◆ Dataset rows:
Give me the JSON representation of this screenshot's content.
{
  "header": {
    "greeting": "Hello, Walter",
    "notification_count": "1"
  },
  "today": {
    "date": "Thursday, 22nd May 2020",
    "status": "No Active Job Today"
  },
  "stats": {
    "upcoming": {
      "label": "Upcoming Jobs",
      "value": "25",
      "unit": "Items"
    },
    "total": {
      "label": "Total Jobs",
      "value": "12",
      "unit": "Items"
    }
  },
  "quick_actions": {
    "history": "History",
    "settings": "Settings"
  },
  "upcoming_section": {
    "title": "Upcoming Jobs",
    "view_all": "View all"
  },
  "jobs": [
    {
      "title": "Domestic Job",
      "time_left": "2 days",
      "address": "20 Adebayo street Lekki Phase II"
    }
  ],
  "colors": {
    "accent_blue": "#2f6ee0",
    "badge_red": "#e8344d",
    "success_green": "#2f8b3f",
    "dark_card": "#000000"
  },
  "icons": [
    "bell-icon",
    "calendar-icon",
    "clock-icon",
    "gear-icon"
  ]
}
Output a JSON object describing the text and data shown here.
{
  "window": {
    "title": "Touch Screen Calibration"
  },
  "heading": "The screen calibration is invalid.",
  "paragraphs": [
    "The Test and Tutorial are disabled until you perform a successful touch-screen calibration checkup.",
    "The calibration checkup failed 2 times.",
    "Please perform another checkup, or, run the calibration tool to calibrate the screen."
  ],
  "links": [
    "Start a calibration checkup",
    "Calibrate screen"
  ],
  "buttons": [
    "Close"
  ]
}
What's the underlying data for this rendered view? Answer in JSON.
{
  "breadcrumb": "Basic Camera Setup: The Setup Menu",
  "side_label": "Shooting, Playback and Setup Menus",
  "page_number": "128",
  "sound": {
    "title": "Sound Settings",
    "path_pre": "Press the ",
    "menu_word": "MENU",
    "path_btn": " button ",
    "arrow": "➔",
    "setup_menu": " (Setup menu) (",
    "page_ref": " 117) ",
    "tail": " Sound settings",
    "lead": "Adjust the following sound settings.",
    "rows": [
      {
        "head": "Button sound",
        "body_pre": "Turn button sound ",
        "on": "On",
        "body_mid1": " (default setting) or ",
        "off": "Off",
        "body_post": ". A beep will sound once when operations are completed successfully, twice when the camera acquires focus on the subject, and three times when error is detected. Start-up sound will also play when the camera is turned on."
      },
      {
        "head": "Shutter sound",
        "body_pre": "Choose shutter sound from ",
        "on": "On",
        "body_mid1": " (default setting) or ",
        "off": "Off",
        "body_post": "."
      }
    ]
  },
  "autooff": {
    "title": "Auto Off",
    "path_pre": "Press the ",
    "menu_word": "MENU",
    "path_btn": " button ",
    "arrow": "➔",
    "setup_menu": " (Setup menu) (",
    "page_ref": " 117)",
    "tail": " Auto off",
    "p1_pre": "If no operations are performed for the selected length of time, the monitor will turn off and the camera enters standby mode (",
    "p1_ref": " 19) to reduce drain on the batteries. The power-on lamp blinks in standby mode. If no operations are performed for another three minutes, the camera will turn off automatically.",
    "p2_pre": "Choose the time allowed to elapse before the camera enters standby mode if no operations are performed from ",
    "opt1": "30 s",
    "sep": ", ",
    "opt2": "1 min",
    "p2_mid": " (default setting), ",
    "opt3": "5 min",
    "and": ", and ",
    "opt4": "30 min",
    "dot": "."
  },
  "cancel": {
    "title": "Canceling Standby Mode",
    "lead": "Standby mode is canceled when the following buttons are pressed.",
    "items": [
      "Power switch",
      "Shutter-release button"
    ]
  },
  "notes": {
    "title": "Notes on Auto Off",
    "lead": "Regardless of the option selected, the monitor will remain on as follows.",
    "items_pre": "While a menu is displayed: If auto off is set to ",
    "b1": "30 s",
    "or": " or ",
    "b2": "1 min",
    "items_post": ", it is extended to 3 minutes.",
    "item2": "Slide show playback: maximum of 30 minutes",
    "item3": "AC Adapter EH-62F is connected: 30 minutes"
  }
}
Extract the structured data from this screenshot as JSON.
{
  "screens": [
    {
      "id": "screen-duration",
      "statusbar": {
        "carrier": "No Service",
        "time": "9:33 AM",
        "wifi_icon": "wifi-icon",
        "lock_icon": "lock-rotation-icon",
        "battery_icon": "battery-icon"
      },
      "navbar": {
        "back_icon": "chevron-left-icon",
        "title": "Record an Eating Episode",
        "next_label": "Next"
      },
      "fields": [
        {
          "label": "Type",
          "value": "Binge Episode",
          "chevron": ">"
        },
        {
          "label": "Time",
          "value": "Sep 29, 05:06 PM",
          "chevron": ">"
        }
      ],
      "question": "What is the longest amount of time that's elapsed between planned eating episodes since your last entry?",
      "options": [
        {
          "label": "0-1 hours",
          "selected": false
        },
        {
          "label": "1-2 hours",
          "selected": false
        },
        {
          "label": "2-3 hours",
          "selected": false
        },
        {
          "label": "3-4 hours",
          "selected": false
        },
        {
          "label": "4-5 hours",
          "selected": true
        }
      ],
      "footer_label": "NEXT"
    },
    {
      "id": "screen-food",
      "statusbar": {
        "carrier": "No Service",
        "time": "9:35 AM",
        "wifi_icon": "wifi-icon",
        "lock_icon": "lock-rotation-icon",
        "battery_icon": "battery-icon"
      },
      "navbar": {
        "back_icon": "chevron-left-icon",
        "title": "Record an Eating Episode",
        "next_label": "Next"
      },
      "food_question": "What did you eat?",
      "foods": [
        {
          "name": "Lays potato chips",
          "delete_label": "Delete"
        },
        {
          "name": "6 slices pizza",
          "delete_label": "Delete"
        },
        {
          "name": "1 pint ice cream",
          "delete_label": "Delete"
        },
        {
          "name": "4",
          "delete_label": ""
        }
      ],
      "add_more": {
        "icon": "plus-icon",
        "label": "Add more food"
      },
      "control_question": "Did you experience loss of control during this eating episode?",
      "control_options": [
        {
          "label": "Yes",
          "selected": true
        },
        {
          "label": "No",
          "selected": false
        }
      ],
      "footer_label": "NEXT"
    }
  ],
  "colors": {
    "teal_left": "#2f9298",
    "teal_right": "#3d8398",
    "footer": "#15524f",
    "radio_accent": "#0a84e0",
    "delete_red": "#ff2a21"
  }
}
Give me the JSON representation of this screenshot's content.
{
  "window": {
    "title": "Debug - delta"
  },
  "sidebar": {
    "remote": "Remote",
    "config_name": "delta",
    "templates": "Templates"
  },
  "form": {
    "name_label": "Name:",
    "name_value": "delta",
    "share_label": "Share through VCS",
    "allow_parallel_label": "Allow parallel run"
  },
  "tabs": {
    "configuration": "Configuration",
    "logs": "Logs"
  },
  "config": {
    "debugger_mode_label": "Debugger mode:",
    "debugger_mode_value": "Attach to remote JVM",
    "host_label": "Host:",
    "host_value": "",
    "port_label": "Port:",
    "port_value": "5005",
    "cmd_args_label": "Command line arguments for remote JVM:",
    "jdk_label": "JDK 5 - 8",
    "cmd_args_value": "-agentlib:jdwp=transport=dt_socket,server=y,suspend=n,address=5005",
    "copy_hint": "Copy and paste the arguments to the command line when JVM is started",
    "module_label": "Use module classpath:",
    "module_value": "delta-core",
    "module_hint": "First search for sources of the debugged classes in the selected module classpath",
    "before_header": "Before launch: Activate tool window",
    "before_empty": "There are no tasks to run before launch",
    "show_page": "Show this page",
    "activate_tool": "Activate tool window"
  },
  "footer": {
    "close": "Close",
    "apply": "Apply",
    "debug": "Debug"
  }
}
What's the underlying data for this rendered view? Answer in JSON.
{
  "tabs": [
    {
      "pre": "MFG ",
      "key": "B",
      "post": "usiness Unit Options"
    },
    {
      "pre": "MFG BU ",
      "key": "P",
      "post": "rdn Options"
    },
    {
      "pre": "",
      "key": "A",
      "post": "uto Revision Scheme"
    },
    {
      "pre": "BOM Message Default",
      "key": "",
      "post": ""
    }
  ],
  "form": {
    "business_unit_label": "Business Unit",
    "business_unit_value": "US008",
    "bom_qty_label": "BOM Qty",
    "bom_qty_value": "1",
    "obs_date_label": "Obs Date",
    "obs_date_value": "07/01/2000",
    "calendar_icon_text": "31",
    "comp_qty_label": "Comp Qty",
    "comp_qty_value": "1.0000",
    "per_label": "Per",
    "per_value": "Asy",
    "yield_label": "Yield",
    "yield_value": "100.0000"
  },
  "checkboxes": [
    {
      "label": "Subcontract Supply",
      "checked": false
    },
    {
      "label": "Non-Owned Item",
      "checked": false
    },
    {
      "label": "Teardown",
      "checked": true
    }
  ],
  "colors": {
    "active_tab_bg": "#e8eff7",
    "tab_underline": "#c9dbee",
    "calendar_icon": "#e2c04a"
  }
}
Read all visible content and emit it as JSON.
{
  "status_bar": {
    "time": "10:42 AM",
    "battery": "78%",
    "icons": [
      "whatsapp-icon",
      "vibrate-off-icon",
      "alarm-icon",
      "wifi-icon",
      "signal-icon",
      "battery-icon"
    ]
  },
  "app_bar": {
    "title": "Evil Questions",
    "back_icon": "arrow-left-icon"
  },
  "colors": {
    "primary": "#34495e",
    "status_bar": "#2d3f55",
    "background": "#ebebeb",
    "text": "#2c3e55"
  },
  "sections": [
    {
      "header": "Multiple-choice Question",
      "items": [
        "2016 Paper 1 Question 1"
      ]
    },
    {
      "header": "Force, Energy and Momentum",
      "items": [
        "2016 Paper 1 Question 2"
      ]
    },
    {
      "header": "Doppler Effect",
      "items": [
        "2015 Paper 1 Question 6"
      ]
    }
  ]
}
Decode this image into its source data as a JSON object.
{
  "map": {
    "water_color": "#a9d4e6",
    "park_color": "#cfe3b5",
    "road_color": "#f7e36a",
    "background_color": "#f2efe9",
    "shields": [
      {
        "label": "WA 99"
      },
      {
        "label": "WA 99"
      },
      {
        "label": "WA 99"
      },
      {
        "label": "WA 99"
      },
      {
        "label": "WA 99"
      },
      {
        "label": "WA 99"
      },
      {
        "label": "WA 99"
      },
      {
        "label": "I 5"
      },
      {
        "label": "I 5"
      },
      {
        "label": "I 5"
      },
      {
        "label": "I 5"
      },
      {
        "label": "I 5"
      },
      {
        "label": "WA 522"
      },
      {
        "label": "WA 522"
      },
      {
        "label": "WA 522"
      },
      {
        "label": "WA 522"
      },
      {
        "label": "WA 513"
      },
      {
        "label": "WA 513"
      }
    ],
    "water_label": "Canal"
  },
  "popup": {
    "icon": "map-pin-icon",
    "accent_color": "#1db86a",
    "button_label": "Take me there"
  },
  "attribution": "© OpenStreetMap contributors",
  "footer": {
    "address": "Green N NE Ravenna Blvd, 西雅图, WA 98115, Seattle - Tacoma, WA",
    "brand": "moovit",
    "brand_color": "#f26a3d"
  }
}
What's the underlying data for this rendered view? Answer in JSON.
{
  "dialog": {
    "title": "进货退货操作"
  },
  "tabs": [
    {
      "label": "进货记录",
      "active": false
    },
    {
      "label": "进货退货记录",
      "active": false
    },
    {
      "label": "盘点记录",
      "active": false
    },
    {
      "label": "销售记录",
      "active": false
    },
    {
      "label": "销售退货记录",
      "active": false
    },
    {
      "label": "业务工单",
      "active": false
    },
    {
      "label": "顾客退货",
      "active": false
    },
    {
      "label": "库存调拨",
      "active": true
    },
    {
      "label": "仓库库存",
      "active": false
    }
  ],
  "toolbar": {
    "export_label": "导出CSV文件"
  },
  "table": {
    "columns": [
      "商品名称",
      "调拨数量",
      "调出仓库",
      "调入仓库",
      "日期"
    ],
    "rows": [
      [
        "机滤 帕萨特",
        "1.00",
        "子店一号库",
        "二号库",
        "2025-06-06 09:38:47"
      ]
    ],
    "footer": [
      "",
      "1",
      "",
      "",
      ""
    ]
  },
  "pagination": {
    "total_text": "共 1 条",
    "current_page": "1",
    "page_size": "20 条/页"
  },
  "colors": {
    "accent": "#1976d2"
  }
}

◆ Aim: For the listing above, identify each line bearing "window".

◆ Exercise solution:
  "window": {
  "window": {
    "before_header": "Before launch: Activate tool window",
    "activate_tool": "Activate tool window"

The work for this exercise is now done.